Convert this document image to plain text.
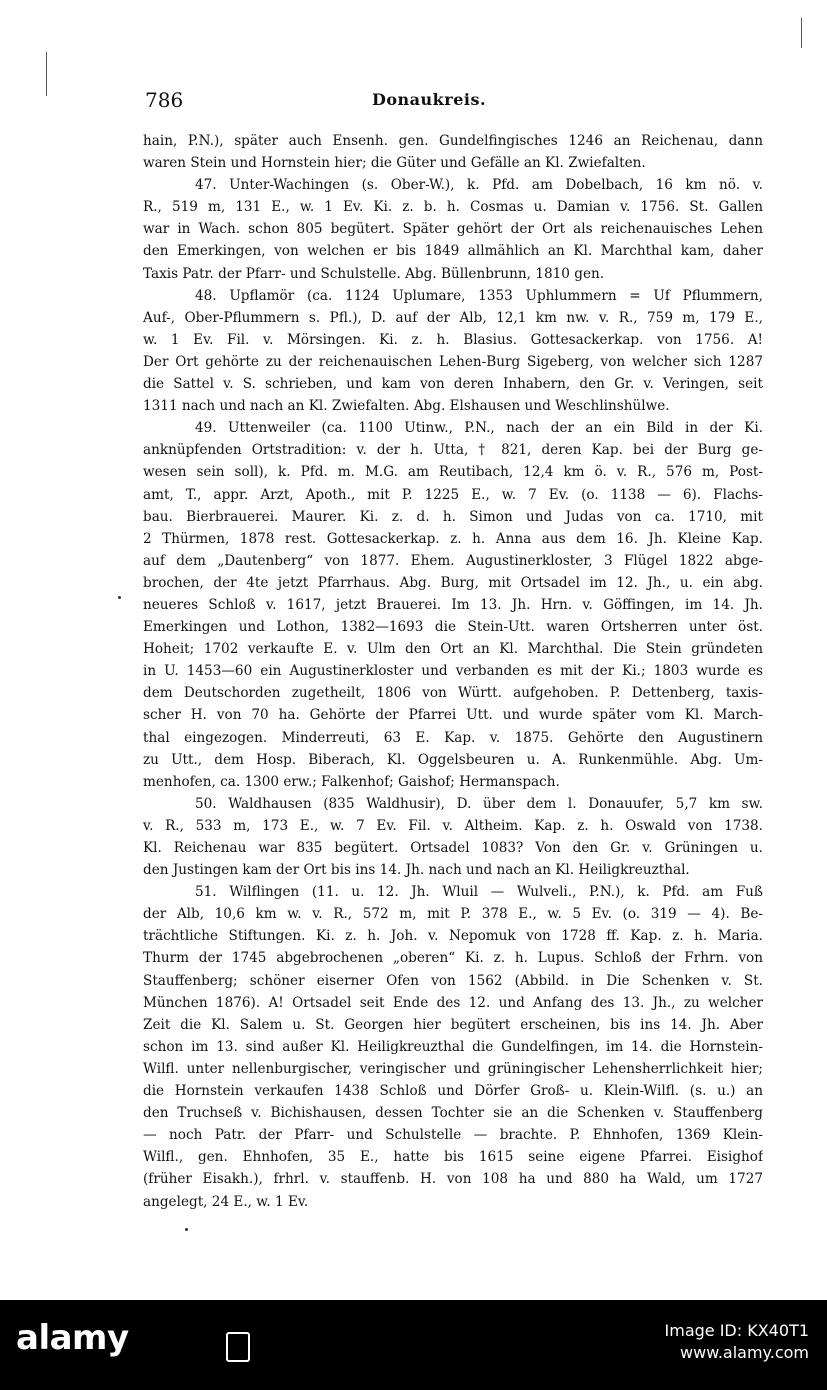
786	Donaukreis.
hain, P.N.), später auch Ensenh. gen. Gundelfingisches 1246 an Reichenau, dann
waren Stein und Hornstein hier; die Güter und Gefälle an Kl. Zwiefalten.
47. Unter-Wachingen (s. Ober-W.), k. Pfd. am Dobelbach, 16 km nö. v.
R., 519 m, 131 E., w. 1 Ev. Ki. z. b. h. Cosmas u. Damian v. 1756. St. Gallen
war in Wach. schon 805 begütert. Später gehört der Ort als reichenauisches Lehen
den Emerkingen, von welchen er bis 1849 allmählich an Kl. Marchthal kam, daher
Taxis Patr. der Pfarr- und Schulstelle. Abg. Büllenbrunn, 1810 gen.
48. Upflamör (ca. 1124 Uplumare, 1353 Uphlummern = Uf Pflummern,
Auf-, Ober-Pflummern s. Pfl.), D. auf der Alb, 12,1 km nw. v. R., 759 m, 179 E.,
w. 1 Ev. Fil. v. Mörsingen. Ki. z. h. Blasius. Gottesackerkap. von 1756. A!
Der Ort gehörte zu der reichenauischen Lehen-Burg Sigeberg, von welcher sich 1287
die Sattel v. S. schrieben, und kam von deren Inhabern, den Gr. v. Veringen, seit
1311 nach und nach an Kl. Zwiefalten. Abg. Elshausen und Weschlinshülwe.
49. Uttenweiler (ca. 1100 Utinw., P.N., nach der an ein Bild in der Ki.
anknüpfenden Ortstradition: v. der h. Utta, † 821, deren Kap. bei der Burg ge-
wesen sein soll), k. Pfd. m. M.G. am Reutibach, 12,4 km ö. v. R., 576 m, Post-
amt, T., appr. Arzt, Apoth., mit P. 1225 E., w. 7 Ev. (o. 1138 — 6). Flachs-
bau. Bierbrauerei. Maurer. Ki. z. d. h. Simon und Judas von ca. 1710, mit
2 Thürmen, 1878 rest. Gottesackerkap. z. h. Anna aus dem 16. Jh. Kleine Kap.
auf dem „Dautenberg“ von 1877. Ehem. Augustinerkloster, 3 Flügel 1822 abge-
brochen, der 4te jetzt Pfarrhaus. Abg. Burg, mit Ortsadel im 12. Jh., u. ein abg.
neueres Schloß v. 1617, jetzt Brauerei. Im 13. Jh. Hrn. v. Göffingen, im 14. Jh.
Emerkingen und Lothon, 1382—1693 die Stein-Utt. waren Ortsherren unter öst.
Hoheit; 1702 verkaufte E. v. Ulm den Ort an Kl. Marchthal. Die Stein gründeten
in U. 1453—60 ein Augustinerkloster und verbanden es mit der Ki.; 1803 wurde es
dem Deutschorden zugetheilt, 1806 von Württ. aufgehoben. P. Dettenberg, taxis-
scher H. von 70 ha. Gehörte der Pfarrei Utt. und wurde später vom Kl. March-
thal eingezogen. Minderreuti, 63 E. Kap. v. 1875. Gehörte den Augustinern
zu Utt., dem Hosp. Biberach, Kl. Oggelsbeuren u. A. Runkenmühle. Abg. Um-
menhofen, ca. 1300 erw.; Falkenhof; Gaishof; Hermanspach.
50. Waldhausen (835 Waldhusir), D. über dem l. Donauufer, 5,7 km sw.
v. R., 533 m, 173 E., w. 7 Ev. Fil. v. Altheim. Kap. z. h. Oswald von 1738.
Kl. Reichenau war 835 begütert. Ortsadel 1083? Von den Gr. v. Grüningen u.
den Justingen kam der Ort bis ins 14. Jh. nach und nach an Kl. Heiligkreuzthal.
51. Wilflingen (11. u. 12. Jh. Wluil — Wulveli., P.N.), k. Pfd. am Fuß
der Alb, 10,6 km w. v. R., 572 m, mit P. 378 E., w. 5 Ev. (o. 319 — 4). Be-
trächtliche Stiftungen. Ki. z. h. Joh. v. Nepomuk von 1728 ff. Kap. z. h. Maria.
Thurm der 1745 abgebrochenen „oberen“ Ki. z. h. Lupus. Schloß der Frhrn. von
Stauffenberg; schöner eiserner Ofen von 1562 (Abbild. in Die Schenken v. St.
München 1876). A! Ortsadel seit Ende des 12. und Anfang des 13. Jh., zu welcher
Zeit die Kl. Salem u. St. Georgen hier begütert erscheinen, bis ins 14. Jh. Aber
schon im 13. sind außer Kl. Heiligkreuzthal die Gundelfingen, im 14. die Hornstein-
Wilfl. unter nellenburgischer, veringischer und grüningischer Lehensherrlichkeit hier;
die Hornstein verkaufen 1438 Schloß und Dörfer Groß- u. Klein-Wilfl. (s. u.) an
den Truchseß v. Bichishausen, dessen Tochter sie an die Schenken v. Stauffenberg
— noch Patr. der Pfarr- und Schulstelle — brachte. P. Ehnhofen, 1369 Klein-
Wilfl., gen. Ehnhofen, 35 E., hatte bis 1615 seine eigene Pfarrei. Eisighof
(früher Eisakh.), frhrl. v. stauffenb. H. von 108 ha und 880 ha Wald, um 1727
angelegt, 24 E., w. 1 Ev.
alamy	Image ID: KX40T1
www.alamy.com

Task to carry out: From the entries above, copy every line that holds the word "Patr".

The output:
Taxis Patr. der Pfarr- und Schulstelle. Abg. Büllenbrunn, 1810 gen.
— noch Patr. der Pfarr- und Schulstelle — brachte. P. Ehnhofen, 1369 Klein-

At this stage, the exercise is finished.